(Element box material)
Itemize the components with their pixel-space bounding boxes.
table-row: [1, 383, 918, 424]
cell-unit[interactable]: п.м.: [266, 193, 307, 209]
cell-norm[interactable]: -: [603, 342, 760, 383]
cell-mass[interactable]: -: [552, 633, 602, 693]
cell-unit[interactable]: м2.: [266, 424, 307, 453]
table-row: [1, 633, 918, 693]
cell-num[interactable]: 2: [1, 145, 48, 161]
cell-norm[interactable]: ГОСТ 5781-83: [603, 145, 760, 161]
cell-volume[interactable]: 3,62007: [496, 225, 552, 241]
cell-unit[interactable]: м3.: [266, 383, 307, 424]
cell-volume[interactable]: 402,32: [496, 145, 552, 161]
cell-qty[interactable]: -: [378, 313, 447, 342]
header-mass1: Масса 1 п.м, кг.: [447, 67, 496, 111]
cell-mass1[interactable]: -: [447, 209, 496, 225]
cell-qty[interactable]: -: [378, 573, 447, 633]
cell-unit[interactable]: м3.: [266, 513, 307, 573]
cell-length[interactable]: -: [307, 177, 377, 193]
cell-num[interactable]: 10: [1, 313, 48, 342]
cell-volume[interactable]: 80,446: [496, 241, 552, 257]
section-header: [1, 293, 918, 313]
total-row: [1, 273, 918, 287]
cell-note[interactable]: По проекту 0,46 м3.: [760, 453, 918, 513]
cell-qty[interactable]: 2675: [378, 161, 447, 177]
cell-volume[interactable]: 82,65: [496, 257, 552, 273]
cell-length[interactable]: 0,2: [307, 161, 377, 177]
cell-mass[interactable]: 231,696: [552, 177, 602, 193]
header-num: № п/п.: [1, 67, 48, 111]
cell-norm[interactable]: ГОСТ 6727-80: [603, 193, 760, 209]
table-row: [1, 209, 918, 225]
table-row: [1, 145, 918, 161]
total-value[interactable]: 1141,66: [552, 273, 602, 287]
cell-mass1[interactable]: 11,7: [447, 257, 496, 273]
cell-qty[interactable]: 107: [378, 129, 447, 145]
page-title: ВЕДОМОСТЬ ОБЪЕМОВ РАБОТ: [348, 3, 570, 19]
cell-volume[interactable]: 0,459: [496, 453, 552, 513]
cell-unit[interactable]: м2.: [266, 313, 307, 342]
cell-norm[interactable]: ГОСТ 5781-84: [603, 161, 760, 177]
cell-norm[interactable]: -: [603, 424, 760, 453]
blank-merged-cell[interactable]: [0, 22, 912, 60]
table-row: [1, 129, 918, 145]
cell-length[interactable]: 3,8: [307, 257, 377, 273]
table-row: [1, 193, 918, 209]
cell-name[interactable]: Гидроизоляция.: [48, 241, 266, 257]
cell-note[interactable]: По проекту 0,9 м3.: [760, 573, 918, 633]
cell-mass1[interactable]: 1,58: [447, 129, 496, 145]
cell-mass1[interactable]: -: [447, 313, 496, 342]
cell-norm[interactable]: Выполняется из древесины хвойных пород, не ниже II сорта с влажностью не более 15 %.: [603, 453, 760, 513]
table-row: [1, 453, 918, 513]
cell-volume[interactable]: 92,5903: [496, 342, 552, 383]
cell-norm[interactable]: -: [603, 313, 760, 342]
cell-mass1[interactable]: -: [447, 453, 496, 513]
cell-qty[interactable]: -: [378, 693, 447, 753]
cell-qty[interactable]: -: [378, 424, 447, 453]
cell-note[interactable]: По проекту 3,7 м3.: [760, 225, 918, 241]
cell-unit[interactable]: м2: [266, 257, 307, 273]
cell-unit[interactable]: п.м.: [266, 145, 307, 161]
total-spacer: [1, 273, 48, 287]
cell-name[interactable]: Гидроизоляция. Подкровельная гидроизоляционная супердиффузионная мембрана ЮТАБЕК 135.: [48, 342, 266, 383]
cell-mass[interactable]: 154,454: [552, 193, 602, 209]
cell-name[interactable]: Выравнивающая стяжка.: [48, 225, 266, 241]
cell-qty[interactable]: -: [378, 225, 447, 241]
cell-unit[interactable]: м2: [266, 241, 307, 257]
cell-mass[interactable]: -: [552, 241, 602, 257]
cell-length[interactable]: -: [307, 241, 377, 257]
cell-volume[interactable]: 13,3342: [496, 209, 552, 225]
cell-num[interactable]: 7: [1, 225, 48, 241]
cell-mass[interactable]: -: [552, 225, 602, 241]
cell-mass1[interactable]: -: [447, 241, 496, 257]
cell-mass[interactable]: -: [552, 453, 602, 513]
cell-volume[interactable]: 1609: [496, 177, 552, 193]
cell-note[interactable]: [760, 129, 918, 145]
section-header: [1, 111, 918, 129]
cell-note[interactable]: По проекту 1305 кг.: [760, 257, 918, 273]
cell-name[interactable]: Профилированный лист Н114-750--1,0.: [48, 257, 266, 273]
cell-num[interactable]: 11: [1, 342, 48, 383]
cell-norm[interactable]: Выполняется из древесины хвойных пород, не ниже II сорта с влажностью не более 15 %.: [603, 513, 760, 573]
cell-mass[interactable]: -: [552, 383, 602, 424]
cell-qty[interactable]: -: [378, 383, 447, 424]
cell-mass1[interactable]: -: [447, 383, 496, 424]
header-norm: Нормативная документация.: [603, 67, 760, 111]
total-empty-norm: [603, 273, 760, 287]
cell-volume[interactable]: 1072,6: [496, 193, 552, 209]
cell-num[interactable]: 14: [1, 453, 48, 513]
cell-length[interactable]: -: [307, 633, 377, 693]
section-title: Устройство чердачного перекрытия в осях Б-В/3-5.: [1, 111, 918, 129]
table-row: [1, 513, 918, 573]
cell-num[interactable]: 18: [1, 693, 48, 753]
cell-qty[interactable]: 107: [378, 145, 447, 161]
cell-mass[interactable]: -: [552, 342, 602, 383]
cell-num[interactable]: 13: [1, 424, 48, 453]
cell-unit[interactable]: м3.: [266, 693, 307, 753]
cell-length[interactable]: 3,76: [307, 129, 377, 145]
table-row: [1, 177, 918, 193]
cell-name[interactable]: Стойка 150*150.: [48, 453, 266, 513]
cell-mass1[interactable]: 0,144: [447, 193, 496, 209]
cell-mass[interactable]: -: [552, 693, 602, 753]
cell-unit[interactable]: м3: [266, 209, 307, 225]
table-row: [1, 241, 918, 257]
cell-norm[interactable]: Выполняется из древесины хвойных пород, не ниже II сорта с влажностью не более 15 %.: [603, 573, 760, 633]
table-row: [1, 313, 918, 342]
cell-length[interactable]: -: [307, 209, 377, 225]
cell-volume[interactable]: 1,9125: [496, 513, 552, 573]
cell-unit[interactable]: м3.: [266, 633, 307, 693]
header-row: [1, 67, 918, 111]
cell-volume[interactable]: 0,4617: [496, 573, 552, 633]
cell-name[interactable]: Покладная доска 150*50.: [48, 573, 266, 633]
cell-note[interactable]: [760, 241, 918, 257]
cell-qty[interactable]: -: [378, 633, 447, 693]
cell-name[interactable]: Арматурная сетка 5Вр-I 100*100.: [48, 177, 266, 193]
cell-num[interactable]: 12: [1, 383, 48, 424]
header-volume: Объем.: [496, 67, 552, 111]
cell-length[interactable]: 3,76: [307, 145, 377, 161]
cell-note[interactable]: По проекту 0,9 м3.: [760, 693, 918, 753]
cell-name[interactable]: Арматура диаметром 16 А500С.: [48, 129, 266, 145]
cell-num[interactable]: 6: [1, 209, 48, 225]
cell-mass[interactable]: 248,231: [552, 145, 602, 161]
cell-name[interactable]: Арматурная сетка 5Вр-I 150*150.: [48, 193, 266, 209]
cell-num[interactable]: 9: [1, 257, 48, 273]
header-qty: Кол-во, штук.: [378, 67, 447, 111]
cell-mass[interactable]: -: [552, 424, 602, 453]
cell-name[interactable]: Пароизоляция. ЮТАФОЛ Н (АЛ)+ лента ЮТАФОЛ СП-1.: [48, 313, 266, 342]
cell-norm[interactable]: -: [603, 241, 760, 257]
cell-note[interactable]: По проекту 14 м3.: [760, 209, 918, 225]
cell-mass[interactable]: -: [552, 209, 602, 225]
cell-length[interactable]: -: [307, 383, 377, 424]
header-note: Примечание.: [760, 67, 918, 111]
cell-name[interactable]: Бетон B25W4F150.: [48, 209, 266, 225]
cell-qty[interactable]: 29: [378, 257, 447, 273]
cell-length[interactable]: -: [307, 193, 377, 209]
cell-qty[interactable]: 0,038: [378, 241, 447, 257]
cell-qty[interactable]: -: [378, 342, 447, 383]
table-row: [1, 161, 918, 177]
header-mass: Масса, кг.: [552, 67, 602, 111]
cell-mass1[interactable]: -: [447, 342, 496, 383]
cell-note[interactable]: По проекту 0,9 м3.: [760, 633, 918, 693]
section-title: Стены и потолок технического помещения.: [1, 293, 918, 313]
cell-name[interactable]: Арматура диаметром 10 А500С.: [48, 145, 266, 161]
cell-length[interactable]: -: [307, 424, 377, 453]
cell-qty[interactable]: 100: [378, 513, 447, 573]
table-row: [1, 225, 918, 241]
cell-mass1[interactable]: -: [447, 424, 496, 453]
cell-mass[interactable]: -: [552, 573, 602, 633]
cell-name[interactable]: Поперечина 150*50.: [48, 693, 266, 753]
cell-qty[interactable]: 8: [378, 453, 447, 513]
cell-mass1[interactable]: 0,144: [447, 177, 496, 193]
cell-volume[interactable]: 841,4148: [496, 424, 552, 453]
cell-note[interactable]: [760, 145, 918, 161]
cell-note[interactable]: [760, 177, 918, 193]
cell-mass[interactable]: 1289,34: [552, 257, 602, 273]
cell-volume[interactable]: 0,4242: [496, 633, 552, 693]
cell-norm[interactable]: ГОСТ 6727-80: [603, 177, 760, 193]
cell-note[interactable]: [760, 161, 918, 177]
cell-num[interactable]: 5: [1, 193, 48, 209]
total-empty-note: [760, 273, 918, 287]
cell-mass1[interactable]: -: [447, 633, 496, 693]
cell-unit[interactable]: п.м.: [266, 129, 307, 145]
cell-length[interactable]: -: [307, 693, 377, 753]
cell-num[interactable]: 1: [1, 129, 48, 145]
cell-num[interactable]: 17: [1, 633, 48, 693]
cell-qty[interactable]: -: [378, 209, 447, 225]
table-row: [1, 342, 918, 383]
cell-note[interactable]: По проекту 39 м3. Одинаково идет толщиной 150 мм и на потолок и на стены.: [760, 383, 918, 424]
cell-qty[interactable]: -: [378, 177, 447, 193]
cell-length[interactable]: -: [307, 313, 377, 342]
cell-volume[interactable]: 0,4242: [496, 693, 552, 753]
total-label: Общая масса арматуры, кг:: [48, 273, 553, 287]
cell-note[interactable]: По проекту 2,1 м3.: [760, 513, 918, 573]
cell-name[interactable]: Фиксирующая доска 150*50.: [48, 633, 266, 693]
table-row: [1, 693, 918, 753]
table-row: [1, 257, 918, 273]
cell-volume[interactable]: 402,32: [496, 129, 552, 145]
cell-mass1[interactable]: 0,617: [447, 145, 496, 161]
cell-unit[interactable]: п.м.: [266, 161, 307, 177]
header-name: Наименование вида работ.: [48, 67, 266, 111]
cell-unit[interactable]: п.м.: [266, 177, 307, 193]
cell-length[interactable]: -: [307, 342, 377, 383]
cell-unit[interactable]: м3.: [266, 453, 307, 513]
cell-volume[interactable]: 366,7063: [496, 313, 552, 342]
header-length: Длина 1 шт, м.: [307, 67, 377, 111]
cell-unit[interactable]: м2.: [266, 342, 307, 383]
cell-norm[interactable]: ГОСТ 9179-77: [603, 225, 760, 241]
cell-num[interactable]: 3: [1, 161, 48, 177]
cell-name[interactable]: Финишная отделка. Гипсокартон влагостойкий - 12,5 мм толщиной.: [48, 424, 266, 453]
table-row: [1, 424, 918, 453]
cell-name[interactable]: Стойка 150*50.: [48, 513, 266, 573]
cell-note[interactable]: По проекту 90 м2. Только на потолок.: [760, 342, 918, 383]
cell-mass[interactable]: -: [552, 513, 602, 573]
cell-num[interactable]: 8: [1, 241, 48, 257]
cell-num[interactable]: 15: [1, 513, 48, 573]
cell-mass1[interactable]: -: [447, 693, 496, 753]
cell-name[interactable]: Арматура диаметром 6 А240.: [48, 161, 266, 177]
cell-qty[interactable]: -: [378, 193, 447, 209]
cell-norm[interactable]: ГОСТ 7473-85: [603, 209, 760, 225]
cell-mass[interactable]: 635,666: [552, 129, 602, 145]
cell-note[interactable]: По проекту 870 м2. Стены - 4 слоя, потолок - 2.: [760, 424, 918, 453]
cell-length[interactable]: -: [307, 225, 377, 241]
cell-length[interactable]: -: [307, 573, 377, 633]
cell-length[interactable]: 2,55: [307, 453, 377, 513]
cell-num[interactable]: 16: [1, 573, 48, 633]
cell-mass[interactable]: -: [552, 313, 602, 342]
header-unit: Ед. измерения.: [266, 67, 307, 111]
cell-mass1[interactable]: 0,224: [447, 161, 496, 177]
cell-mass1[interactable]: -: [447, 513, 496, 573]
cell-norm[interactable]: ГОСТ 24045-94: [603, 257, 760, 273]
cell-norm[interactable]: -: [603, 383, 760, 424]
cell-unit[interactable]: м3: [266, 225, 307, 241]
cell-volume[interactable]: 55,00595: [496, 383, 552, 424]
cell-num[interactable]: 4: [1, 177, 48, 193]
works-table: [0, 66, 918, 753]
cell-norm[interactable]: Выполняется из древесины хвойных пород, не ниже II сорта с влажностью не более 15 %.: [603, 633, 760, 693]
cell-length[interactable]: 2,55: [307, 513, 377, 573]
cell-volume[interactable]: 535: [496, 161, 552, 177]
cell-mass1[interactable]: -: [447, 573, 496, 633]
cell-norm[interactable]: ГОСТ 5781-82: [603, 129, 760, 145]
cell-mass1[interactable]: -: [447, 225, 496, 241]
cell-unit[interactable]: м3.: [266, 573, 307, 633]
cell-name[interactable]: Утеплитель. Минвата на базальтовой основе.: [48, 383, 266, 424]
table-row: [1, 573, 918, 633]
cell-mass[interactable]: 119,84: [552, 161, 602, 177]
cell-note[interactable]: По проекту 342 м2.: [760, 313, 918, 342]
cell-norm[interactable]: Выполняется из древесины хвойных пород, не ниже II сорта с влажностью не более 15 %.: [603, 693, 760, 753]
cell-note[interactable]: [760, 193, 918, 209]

→ Written task:
Rewrite the material from its first line through the line containing "cell-mass[interactable]: -: [552, 633, 602, 693]" as a Markdown table. Use the columns No. and Line, give one row per line, and leave out blank lines.

→ Response for this exercise:
| No. | Line |
|---|---|
| 1 | Itemize the components with their pixel-space bounding boxes. |
| 2 | table-row: [1, 383, 918, 424] |
| 3 | cell-unit[interactable]: п.м.: [266, 193, 307, 209] |
| 4 | cell-norm[interactable]: -: [603, 342, 760, 383] |
| 5 | cell-mass[interactable]: -: [552, 633, 602, 693] |